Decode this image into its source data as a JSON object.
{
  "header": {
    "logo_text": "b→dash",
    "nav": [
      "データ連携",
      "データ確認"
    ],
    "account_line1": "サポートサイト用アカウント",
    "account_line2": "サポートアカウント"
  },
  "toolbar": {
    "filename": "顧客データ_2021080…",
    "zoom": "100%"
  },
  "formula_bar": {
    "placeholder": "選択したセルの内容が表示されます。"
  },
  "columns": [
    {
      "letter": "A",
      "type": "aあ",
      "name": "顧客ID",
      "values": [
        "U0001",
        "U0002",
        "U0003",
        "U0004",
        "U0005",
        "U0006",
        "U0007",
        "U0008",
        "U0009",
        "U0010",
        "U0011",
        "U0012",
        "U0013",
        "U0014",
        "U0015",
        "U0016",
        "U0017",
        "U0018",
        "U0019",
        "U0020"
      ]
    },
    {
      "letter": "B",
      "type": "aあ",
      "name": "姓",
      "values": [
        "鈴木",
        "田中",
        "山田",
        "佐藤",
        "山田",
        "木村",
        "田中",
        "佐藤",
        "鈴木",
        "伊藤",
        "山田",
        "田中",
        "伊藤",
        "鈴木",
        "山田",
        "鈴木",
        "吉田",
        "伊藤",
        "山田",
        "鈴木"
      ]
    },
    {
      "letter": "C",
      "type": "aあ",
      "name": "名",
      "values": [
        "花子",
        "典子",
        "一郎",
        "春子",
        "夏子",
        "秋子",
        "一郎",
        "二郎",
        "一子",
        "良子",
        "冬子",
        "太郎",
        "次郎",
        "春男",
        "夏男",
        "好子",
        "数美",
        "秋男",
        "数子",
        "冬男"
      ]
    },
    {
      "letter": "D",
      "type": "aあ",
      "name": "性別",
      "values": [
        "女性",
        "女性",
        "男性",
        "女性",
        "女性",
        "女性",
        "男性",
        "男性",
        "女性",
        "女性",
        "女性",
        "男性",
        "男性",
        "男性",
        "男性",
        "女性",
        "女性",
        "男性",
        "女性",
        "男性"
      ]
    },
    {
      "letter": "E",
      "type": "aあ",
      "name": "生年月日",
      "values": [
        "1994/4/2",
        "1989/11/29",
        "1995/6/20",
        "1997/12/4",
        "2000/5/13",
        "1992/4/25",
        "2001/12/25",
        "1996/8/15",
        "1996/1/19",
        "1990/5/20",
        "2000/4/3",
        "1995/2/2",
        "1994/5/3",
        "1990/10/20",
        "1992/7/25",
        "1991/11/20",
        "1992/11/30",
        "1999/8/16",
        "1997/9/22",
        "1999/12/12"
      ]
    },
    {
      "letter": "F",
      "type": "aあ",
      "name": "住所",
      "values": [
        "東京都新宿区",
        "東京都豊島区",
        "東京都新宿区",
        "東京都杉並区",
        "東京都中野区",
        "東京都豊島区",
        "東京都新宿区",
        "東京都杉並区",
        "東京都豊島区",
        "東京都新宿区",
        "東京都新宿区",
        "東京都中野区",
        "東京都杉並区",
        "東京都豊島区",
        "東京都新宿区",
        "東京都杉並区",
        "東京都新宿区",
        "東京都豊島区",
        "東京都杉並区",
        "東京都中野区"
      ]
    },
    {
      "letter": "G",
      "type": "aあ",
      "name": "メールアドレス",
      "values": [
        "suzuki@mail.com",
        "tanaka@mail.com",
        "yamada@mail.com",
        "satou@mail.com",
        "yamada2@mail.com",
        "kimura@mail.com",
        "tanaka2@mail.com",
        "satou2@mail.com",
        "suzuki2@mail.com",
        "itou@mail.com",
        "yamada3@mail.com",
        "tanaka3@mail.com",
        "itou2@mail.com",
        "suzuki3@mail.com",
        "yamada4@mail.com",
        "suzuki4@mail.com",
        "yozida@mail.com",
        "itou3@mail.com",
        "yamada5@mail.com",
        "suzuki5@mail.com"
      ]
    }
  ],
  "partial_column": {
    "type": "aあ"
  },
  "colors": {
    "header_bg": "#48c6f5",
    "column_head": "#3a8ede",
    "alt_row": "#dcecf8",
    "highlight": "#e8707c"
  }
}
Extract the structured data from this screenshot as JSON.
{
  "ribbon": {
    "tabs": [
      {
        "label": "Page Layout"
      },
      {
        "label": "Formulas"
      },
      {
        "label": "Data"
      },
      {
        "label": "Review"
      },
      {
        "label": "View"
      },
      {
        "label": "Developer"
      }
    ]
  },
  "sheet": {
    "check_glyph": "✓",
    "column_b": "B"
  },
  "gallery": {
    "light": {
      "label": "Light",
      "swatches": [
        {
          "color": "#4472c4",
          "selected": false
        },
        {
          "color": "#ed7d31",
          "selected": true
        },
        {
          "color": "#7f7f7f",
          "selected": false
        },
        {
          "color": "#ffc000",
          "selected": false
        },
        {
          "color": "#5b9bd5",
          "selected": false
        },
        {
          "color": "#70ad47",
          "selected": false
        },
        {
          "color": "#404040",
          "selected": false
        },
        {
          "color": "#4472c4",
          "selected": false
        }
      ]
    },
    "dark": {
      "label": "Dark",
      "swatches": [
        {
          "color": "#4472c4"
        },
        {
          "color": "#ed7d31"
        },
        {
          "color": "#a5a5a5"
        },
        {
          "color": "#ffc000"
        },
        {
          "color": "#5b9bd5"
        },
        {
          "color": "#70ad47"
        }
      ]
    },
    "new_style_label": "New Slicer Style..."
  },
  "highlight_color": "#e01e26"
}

Stated exercise » Show the lines of the records that include the string "JSON".

Result of this exercise »
Decode this image into its source data as a JSON object.
Extract the structured data from this screenshot as JSON.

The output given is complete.